# What the task requires
Transcribe the lines below exactly, beginning with the line that holds "Convert this screenshot" and ending with the final line, both included. Pictures are to be left out.

— Begin Entries provided —

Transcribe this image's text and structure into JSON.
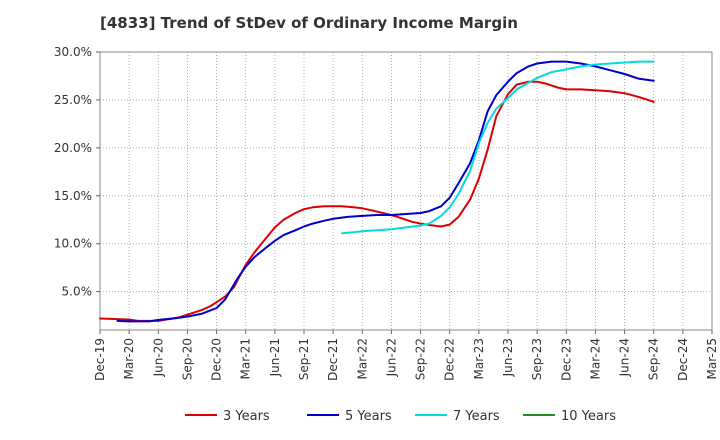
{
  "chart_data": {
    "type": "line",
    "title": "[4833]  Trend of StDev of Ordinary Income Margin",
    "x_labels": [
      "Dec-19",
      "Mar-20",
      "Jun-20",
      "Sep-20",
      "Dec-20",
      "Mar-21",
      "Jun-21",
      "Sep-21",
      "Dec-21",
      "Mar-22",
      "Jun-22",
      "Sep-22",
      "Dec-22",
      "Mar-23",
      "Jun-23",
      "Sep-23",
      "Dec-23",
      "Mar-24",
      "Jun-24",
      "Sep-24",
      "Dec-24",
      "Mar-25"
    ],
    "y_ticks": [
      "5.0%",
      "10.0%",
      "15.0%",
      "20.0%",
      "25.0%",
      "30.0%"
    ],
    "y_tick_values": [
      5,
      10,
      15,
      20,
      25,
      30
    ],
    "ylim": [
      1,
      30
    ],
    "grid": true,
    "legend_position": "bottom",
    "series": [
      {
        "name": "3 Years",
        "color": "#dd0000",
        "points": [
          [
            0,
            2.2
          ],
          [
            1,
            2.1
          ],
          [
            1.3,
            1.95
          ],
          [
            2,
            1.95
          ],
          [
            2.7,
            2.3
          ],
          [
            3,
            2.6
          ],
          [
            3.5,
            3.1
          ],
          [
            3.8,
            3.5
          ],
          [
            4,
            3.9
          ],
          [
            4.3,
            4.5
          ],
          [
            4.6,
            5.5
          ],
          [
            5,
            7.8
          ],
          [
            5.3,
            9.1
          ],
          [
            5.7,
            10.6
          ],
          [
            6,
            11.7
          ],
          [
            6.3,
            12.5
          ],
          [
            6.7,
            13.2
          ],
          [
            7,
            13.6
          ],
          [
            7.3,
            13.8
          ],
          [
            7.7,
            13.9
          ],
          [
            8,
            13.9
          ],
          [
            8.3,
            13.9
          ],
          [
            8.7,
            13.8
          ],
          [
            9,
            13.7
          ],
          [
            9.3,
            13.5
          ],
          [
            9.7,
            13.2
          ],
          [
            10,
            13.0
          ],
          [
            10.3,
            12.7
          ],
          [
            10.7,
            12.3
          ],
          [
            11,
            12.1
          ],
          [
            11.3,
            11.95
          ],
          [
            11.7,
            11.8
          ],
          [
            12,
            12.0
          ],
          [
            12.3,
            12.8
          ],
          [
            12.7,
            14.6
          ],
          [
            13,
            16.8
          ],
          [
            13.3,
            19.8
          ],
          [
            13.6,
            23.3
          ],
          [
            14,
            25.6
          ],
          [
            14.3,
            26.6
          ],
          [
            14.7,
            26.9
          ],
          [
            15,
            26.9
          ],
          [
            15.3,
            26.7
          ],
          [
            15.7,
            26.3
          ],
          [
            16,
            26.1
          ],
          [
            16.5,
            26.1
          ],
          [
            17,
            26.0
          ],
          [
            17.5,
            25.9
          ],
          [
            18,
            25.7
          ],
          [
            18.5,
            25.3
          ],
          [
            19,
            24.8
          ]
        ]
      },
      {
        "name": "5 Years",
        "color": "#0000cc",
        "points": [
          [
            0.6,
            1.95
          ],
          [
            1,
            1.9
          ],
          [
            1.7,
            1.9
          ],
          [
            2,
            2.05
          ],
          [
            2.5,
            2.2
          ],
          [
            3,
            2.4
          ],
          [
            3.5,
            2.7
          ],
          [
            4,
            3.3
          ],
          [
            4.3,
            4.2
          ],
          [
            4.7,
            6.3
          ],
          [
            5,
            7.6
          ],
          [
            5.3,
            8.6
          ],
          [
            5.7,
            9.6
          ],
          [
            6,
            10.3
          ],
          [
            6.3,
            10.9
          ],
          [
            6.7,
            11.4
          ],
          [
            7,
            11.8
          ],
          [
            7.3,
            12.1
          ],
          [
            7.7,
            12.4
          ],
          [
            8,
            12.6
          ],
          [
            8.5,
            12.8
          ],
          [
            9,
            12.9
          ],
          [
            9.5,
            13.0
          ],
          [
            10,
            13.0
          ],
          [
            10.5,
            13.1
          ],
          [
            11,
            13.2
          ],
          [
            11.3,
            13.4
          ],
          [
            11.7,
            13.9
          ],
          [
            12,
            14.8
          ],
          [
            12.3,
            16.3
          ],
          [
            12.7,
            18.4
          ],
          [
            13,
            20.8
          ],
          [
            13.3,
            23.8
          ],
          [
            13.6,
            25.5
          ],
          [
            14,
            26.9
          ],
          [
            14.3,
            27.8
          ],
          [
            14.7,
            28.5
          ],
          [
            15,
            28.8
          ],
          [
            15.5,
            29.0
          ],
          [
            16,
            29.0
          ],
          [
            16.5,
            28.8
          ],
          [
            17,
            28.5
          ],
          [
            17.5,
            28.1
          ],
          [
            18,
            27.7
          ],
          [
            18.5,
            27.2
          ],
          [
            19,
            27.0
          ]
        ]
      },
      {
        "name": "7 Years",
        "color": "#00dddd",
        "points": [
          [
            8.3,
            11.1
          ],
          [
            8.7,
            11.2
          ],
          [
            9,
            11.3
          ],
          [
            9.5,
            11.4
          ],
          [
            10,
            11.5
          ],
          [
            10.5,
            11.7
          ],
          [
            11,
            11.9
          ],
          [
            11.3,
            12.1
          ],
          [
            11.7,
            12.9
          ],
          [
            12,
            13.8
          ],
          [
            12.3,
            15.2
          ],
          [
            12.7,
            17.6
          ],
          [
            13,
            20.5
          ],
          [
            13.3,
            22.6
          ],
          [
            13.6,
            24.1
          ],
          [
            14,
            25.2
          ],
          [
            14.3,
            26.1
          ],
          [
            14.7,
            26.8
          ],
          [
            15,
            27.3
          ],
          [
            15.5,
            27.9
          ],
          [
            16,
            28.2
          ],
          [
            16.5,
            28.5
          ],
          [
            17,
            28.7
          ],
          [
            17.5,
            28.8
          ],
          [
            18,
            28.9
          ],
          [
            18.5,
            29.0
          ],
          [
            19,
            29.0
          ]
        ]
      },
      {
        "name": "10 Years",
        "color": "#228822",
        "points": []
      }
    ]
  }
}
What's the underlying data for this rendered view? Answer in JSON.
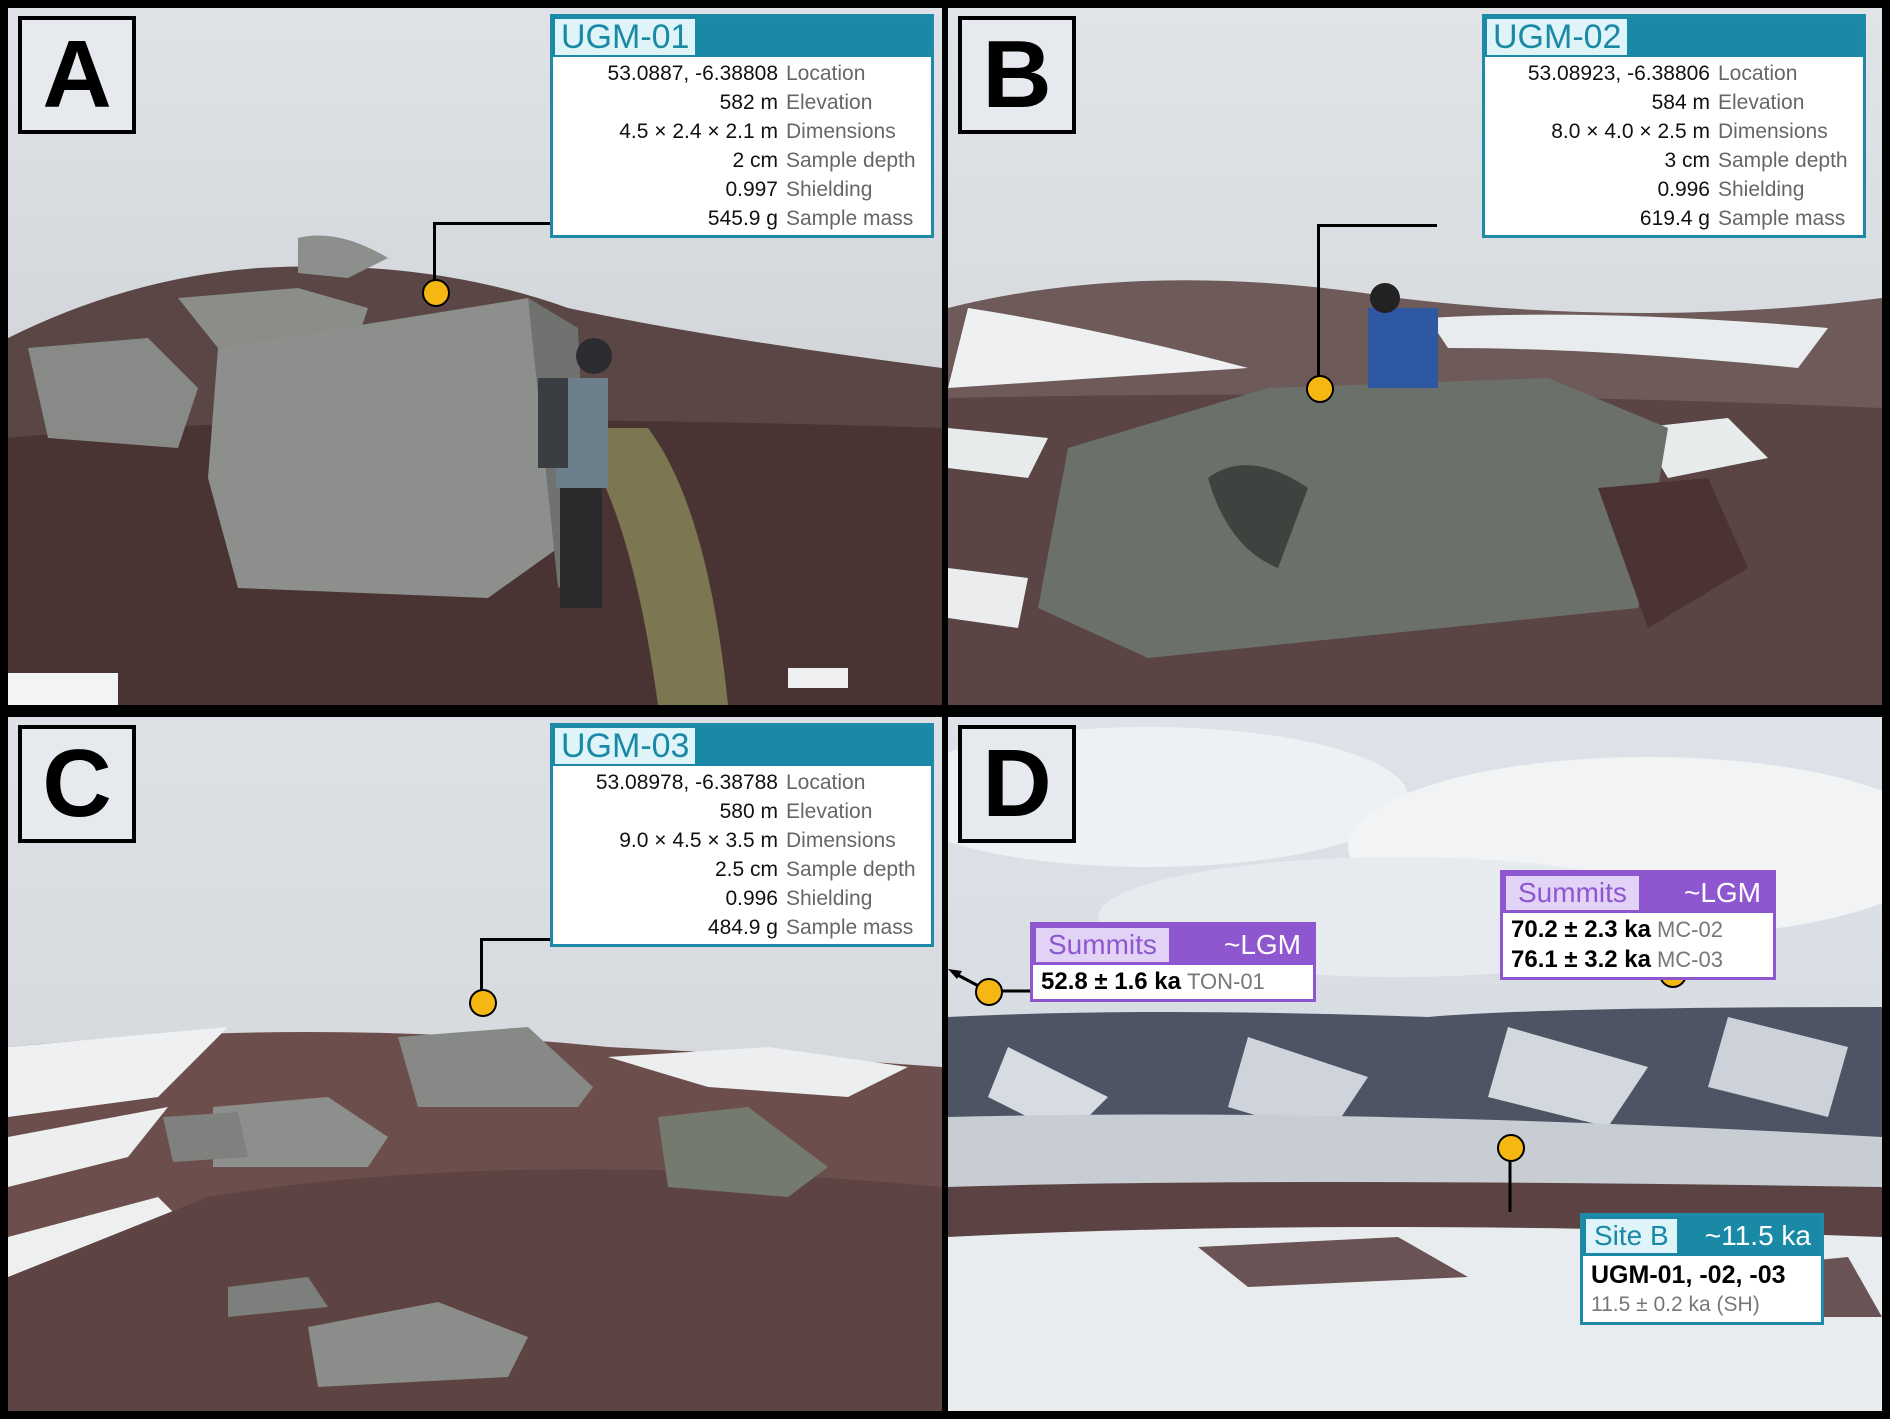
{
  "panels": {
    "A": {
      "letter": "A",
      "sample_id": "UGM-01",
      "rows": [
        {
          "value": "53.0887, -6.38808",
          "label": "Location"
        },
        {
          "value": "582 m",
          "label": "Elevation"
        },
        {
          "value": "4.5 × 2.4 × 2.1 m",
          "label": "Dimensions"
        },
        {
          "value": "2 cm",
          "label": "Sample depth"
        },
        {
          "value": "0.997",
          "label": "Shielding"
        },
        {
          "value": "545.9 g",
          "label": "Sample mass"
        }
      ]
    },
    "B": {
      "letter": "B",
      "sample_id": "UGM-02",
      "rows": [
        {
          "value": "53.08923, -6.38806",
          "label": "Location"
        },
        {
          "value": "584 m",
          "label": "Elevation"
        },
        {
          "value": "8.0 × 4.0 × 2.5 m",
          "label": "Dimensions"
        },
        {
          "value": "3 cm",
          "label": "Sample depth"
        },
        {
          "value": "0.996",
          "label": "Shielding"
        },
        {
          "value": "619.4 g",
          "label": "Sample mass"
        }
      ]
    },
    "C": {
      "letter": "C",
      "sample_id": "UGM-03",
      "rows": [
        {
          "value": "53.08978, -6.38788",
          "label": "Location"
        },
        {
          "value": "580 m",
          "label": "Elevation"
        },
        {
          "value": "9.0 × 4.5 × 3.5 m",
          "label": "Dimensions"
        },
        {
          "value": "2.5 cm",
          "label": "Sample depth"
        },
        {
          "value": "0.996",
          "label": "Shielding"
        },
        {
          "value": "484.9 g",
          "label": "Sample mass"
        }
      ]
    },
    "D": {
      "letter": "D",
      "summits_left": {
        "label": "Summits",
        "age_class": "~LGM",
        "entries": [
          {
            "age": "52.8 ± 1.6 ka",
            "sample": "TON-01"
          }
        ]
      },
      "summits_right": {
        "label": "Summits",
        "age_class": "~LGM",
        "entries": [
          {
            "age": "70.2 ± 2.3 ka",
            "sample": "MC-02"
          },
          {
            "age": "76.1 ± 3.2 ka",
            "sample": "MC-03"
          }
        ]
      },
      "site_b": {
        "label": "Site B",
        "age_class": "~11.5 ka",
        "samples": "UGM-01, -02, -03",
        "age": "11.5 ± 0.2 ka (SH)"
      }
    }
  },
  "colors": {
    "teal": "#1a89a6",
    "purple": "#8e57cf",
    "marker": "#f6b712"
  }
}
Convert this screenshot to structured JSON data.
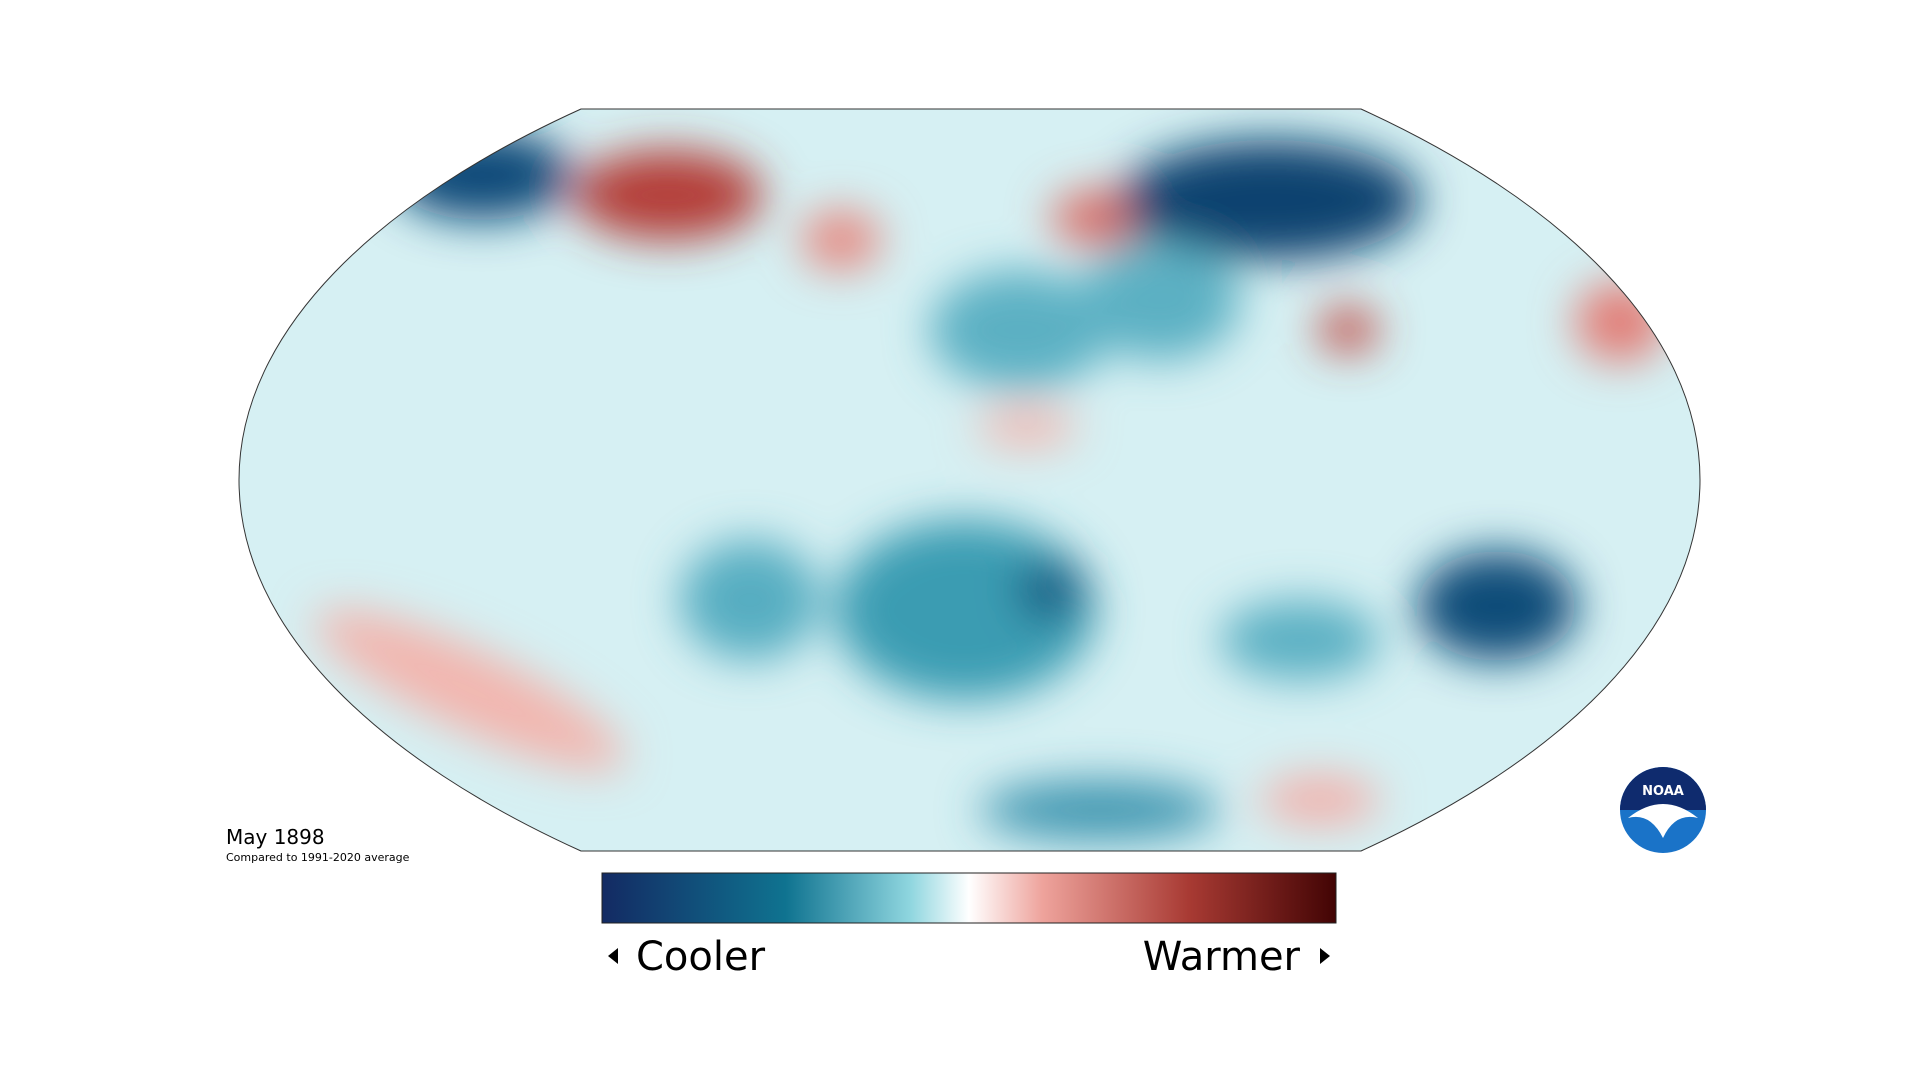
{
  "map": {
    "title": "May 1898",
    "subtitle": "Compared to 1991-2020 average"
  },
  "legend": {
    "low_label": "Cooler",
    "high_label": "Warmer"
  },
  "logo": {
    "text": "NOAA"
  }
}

— End Entries provided —

# Answer
Convert this screenshot to structured JSON data.
{
  "map": {
    "title": "May 1898",
    "subtitle": "Compared to 1991-2020 average"
  },
  "legend": {
    "low_label": "Cooler",
    "high_label": "Warmer"
  },
  "logo": {
    "text": "NOAA"
  }
}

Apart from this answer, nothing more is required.